*TEXT SHOWN*:
In an embodiment, the graphics processor is part of an overall graphics (data) processing system that includes, e.g., and in an embodiment, a host processor (CPU) that, e.g., executes applications that require processing by the graphics processor. The host processor will send appropriate commands and data to the graphics processor to control it to perform graphics processing operations and to produce graphics processing output required by applications executing on the host processor. To facilitate this, the host processor should, and, in an embodiment does, also execute a driver for the graphics processor and a compiler or compilers for compiling programs to be executed by the programmable execution unit of the graphics processor.
The overall graphics processing system may, for example, include one or more of: a host processor (central processing unit (CPU)), the graphics processor (processing unit), a display processor, a video processor (codec), a system bus, and a memory controller.
The graphics processor and/or graphics processing system may also comprise, and/or be in communication with, one or more memories and/or memory devices that store the data described herein, and/or the output data generated by the graphics processor, and/or store software (e.g. (shader) programs) for performing the processes described herein. The graphics processor and/or graphics processing system may also be in communication with a display for displaying images based on the data generated by the graphics processor.
The present disclosure can be implemented in any suitable system, such as a suitably configured micro-processor based system. In an embodiment, the present disclosure is implemented in a computer and/or micro-processor based system. The present disclosure is in an embodiment implemented in a portable device, such as, and in an embodiment, a mobile phone or tablet.

*ENTRIES SHOWN*:
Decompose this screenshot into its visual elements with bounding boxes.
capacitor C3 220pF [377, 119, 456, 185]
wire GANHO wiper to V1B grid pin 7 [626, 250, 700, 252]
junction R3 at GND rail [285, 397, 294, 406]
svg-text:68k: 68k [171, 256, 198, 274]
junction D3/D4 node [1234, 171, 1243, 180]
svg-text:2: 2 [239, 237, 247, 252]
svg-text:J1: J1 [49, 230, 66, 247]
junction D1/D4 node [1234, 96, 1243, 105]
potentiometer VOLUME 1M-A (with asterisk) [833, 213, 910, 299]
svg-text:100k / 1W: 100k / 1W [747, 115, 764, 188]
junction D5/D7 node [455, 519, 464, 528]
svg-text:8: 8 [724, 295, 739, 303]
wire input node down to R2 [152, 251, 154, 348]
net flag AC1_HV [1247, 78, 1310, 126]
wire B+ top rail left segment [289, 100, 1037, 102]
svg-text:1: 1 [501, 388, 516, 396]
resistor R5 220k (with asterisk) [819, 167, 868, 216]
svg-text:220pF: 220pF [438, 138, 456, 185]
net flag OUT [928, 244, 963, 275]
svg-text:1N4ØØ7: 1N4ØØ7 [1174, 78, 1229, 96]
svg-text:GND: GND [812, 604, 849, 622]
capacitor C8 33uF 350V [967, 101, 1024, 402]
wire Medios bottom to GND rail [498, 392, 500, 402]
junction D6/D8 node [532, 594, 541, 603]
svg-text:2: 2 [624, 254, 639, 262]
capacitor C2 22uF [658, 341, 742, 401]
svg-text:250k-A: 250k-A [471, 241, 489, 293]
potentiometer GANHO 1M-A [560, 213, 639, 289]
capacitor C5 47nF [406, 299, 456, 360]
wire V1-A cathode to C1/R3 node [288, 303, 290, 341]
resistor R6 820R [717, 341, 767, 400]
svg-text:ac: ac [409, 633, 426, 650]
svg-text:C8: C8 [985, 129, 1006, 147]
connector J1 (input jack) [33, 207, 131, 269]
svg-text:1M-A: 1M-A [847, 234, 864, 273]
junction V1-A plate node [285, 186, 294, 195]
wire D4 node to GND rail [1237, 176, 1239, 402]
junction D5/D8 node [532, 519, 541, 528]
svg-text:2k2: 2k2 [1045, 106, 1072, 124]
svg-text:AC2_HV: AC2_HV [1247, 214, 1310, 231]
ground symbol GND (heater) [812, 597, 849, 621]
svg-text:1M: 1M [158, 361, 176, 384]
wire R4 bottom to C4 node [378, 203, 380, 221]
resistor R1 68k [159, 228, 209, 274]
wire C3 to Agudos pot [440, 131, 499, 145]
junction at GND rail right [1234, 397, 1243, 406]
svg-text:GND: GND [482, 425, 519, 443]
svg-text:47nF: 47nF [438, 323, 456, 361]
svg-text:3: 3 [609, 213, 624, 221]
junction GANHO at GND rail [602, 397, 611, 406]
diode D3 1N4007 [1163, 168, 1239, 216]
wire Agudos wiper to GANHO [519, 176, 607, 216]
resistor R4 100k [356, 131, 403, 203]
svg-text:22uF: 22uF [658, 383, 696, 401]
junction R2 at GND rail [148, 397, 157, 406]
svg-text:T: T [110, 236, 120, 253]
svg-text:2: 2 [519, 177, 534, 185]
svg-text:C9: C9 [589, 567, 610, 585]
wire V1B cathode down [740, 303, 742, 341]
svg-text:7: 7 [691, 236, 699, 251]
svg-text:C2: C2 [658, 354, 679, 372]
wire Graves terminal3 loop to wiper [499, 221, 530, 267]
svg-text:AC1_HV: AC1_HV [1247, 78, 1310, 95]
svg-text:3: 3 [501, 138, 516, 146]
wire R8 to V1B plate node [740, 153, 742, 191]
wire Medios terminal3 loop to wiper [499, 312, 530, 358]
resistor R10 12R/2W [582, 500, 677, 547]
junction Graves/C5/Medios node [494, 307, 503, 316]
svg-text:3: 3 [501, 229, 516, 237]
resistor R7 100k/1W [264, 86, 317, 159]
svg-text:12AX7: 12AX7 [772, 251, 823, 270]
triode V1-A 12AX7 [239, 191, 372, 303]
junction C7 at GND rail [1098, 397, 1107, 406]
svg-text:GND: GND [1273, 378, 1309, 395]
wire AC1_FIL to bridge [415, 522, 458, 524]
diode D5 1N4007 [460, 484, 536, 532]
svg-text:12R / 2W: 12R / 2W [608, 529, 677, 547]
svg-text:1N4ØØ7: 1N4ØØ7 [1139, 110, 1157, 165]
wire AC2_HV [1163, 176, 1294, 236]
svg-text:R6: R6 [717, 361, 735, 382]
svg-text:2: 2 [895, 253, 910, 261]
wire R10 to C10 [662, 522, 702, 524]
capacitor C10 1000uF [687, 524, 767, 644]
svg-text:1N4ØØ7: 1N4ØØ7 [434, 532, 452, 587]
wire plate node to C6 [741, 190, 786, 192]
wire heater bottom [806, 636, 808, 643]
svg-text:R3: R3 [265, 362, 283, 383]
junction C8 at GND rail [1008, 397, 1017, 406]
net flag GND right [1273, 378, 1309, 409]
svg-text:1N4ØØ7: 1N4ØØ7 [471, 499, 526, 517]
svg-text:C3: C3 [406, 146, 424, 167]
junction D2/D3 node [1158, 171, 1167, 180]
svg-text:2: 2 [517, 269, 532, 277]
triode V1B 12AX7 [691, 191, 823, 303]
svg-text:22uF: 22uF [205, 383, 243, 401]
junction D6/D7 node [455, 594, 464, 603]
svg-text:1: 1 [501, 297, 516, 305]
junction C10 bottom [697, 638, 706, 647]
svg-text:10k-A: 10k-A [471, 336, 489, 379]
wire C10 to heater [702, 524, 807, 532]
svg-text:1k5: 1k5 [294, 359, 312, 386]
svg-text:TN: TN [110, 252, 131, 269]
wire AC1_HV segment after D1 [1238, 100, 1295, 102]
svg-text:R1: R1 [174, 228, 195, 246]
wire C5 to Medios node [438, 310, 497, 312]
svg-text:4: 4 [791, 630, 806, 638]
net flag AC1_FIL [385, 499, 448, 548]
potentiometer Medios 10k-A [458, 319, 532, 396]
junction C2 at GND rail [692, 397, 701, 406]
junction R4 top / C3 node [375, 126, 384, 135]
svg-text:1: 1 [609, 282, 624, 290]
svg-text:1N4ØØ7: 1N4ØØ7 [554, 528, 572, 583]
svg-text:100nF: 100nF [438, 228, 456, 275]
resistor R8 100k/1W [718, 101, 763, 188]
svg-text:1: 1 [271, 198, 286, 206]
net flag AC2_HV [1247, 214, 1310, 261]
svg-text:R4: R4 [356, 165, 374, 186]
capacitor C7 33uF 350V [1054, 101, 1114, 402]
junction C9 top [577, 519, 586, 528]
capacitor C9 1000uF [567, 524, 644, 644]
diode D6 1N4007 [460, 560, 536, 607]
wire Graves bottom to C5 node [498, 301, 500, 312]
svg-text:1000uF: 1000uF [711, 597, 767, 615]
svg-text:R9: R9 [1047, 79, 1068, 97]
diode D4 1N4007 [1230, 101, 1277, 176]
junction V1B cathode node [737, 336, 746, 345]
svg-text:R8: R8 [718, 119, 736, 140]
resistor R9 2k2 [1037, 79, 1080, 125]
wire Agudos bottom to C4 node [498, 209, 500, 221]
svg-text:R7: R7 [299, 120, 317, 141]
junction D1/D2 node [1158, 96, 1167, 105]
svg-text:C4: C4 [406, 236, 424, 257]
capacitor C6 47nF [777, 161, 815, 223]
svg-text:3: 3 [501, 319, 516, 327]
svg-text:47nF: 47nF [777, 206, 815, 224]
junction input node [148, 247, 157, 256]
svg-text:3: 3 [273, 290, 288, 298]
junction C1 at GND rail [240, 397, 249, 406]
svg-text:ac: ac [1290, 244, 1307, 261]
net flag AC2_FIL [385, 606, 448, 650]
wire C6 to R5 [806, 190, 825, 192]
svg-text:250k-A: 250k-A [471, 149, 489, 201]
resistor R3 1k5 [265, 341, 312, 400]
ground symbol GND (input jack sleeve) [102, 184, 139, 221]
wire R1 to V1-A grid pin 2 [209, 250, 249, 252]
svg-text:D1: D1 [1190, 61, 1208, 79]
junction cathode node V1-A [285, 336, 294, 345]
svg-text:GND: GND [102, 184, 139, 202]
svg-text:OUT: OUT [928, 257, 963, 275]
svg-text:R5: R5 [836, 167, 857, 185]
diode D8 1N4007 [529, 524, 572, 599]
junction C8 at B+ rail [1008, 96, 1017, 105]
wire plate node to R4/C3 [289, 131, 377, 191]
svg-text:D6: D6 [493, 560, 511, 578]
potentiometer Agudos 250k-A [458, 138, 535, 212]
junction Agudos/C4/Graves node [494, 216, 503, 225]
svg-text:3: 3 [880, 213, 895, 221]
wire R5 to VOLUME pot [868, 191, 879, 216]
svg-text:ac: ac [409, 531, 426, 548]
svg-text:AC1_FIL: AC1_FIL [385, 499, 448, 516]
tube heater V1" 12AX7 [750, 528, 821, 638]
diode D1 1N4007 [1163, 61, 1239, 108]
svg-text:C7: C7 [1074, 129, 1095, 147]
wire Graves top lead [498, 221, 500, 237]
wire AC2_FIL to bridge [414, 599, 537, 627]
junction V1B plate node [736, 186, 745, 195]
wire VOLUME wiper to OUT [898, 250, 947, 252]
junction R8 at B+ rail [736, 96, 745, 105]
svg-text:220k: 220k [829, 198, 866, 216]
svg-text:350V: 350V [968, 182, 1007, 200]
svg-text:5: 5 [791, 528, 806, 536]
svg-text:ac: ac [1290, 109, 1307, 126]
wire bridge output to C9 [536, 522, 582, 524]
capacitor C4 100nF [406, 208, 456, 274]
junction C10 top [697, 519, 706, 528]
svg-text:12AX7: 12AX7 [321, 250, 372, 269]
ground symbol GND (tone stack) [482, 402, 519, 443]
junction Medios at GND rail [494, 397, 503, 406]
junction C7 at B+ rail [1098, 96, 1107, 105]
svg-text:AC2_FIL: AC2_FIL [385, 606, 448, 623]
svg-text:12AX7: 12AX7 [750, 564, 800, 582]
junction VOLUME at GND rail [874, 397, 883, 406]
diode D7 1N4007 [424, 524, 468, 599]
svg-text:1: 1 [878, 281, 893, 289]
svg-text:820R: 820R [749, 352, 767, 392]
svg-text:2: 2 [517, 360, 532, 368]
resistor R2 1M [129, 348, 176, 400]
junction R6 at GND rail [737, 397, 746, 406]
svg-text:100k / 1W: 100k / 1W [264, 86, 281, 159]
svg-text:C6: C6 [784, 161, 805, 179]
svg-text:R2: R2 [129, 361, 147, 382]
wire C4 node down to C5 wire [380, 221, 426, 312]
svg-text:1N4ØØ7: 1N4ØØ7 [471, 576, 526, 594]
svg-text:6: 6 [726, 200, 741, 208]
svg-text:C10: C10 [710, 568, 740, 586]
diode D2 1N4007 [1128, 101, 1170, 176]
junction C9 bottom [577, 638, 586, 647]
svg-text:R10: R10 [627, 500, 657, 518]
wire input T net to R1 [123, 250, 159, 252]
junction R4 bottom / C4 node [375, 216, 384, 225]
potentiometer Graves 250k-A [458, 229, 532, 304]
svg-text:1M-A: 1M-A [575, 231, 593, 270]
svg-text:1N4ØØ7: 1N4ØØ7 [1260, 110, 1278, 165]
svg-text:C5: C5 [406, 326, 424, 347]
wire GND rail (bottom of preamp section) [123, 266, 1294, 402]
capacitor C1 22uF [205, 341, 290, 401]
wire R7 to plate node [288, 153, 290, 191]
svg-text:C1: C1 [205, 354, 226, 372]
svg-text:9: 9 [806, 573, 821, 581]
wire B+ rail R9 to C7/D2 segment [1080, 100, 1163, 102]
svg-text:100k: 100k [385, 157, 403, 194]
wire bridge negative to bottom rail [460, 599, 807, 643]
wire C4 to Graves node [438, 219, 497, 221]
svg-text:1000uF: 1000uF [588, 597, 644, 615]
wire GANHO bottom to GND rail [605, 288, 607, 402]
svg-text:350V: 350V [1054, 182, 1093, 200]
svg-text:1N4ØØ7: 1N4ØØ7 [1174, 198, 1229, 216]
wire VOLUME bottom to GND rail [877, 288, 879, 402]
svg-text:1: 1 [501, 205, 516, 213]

*EXERCISE A*: In the rows, begin at the first one and stop after the line that contains "wire input node". Swap "junction" for "connection point" and give those lines again with everything else unchanged.
*EXERCISE B*: Extend the text on graphics processing systems beyond its last sentence.
These rows are unrelated to the text about graphics processing systems.

*RESPONSE A*:
Decompose this screenshot into its visual elements with bounding boxes.
capacitor C3 220pF [377, 119, 456, 185]
wire GANHO wiper to V1B grid pin 7 [626, 250, 700, 252]
connection point R3 at GND rail [285, 397, 294, 406]
svg-text:68k: 68k [171, 256, 198, 274]
connection point D3/D4 node [1234, 171, 1243, 180]
svg-text:2: 2 [239, 237, 247, 252]
svg-text:J1: J1 [49, 230, 66, 247]
connection point D1/D4 node [1234, 96, 1243, 105]
potentiometer VOLUME 1M-A (with asterisk) [833, 213, 910, 299]
svg-text:100k / 1W: 100k / 1W [747, 115, 764, 188]
connection point D5/D7 node [455, 519, 464, 528]
svg-text:8: 8 [724, 295, 739, 303]
wire input node down to R2 [152, 251, 154, 348]

*RESPONSE B*:
The various functions of the present disclosure can be carried out in any desired and suitable manner. For example, the functions of the present disclosure can be implemented in hardware or software, as desired. Thus, for example, unless otherwise indicated, the various functional elements, stages, units, and "means" of the present disclosure may comprise a suitable processor or processors, controller or controllers, functional units, circuitry, circuits, processing logic, microprocessor arrangements, etc., that are operable to perform the various functions, etc., such as appropriately dedicated hardware elements (processing circuitry/circuits), and/or programmable hardware elements (processing circuitry/circuits) that can be programmed to operate in the desired manner.
It should also be noted here that, as will be appreciated by those skilled in the art, the various functions, etc., of the present disclosure may be duplicated and/or carried out in parallel on a given processor. Equally, the various processing stages, etc., may share processing circuitry/circuits, etc., if desired.
The methods in accordance with the present disclosure may be implemented at least partially using software e.g. computer programs. It will thus be seen that when viewed from further embodiments the present disclosure provides computer software specifically adapted to carry out the methods herein described when installed on a data processor, a computer program element comprising computer software code portions for performing the methods herein described when the program element is run on a data processor, and a computer program comprising code adapted to perform all the steps of a method or of the methods herein described when the program is run on a data processing system. The data processor may be a microprocessor system, a programmable FPGA (field programmable gate array), etc. The present disclosure also extends to a computer software carrier comprising such software which when used to operate a display processor, or microprocessor system comprising a data processor causes in conjunction with said data processor said controller or system to carry out the steps of the methods of the present invention. Such a computer software carrier could be a physical storage intermediate such as a ROM chip, CD ROM, RAM, flash memory, or disk, or could be a signal such as an electronic signal over wires, an optical signal or a radio signal such as to a satellite or the like.
It will further be appreciated that not all steps of the methods of the present disclosure need be carried out by computer software and thus from a further broad embodiment the present disclosure provides computer software and such software installed on a computer software carrier for carrying out at least one of the steps of the methods set out herein.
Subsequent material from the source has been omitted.